--- begin SUPPLIED INFORMATION ---
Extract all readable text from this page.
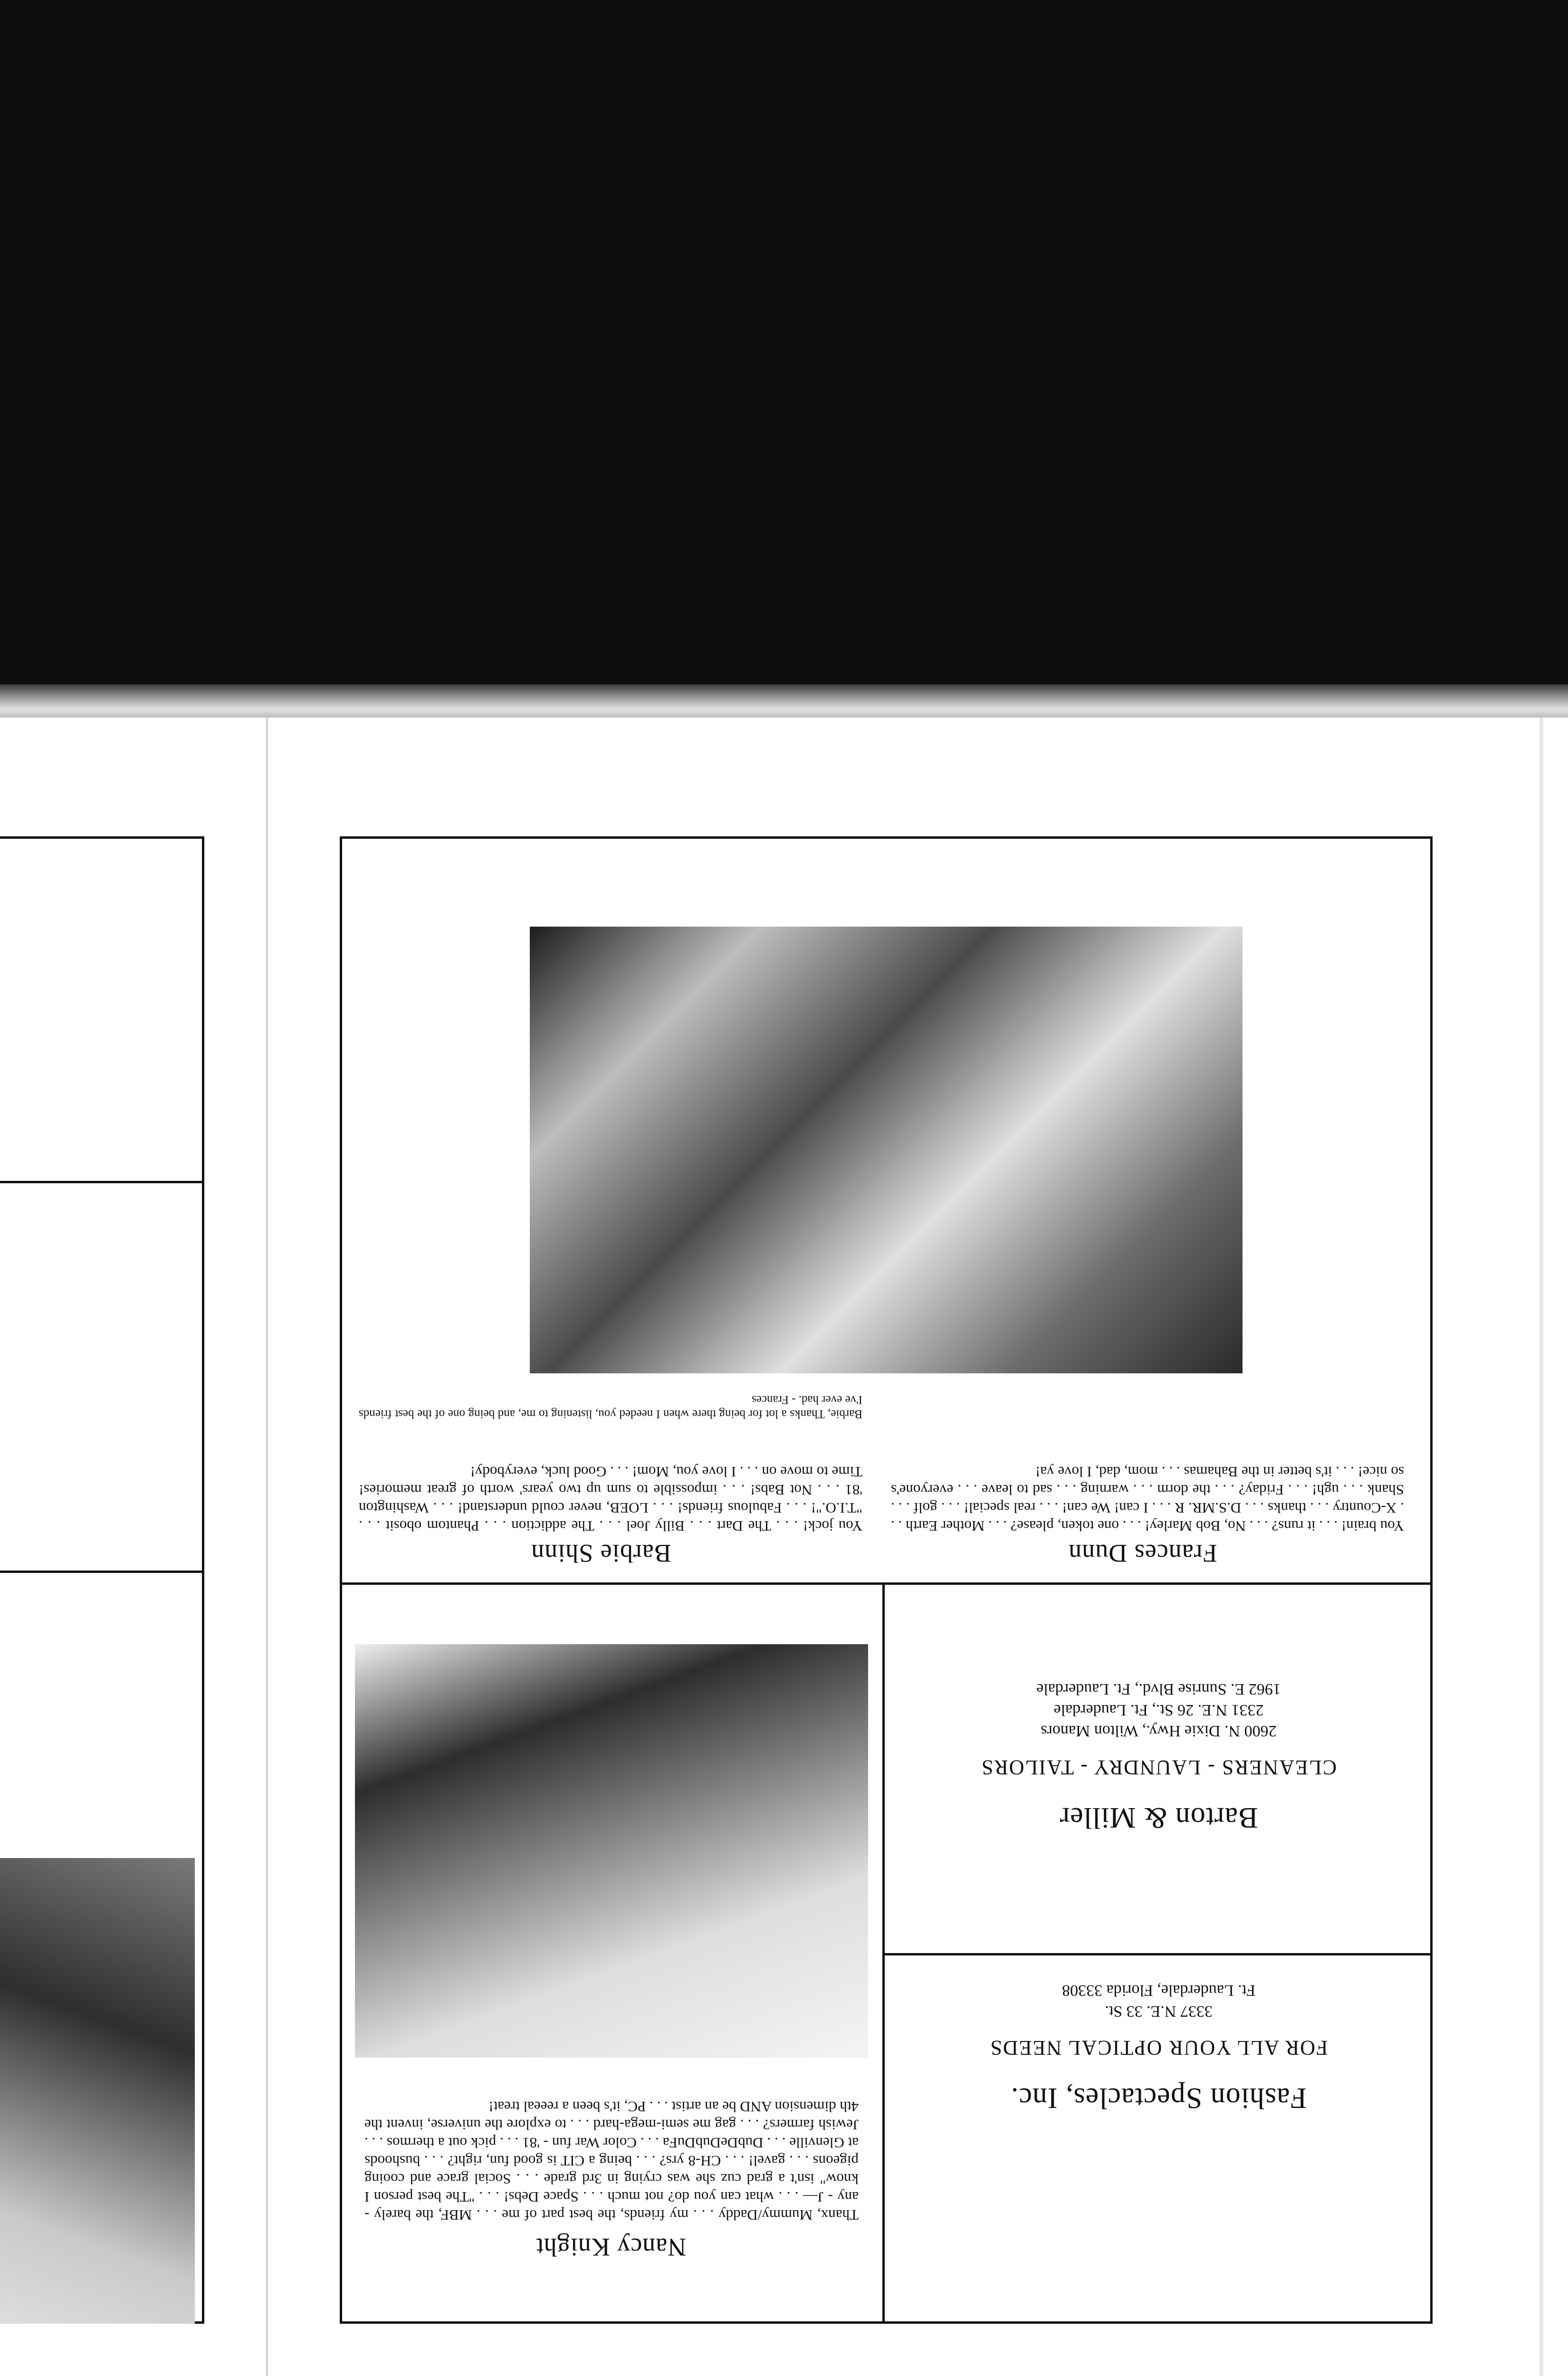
Fashion Spectacles, Inc.
FOR ALL YOUR OPTICAL NEEDS
3337 N.E. 33 St.
Ft. Lauderdale, Florida 33308
Barton & Miller
CLEANERS - LAUNDRY - TAILORS
2600 N. Dixie Hwy., Wilton Manors
2331 N.E. 26 St., Ft. Lauderdale
1962 E. Sunrise Blvd., Ft. Lauderdale
Nancy Knight
Thanx, Mummy/Daddy . . . my friends, the best part of me . . . MBF, the barely - any - J— . . . what can you do? not much . . . Space Debs! . . . "The best person I know" isn't a grad cuz she was crying in 3rd grade . . . Social grace and cooing pigeons . . . gavel! . . . CH-8 yrs? . . . being a CIT is good fun, right? . . . bushoods at Glenville . . . DubDeDubDuFa . . . Color War fun - '81 . . . pick out a thermos . . . Jewish farmers? . . . gag me semi-mega-hard . . . to explore the universe, invent the 4th dimension AND be an artist . . . PC, it's been a reeeal treat!
Barbie Shinn
You jock! . . . The Dart . . . Billy Joel . . . The addiction . . . Phantom obosit . . . "T.I.O."! . . . Fabulous friends! . . . LOEB, never could understand! . . . Washington '81 . . . Not Babs! . . . impossible to sum up two years' worth of great memories! Time to move on . . . I love you, Mom! . . . Good luck, everybody!
Barbie, Thanks a lot for being there when I needed you, listening to me, and being one of the best friends I've ever had. - Frances
Frances Dunn
You brain! . . . it runs? . . . No, Bob Marley! . . . one token, please? . . . Mother Earth . . . X-Country . . . thanks . . . D.S.MR. R . . . I can! We can! . . . real special! . . . golf . . . Shank . . . ugh! . . . Friday? . . . the dorm . . . warning . . . sad to leave . . . everyone's so nice! . . . it's better in the Bahamas . . . mom, dad, I love ya!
--- end SUPPLIED INFORMATION ---
→ WRITTEN PROBLEM: Find the word "Frances" in the material, then list each line that holds it.

→ SOLUTION:
Barbie, Thanks a lot for being there when I needed you, listening to me, and being one of the best friends I've ever had. - Frances
Frances Dunn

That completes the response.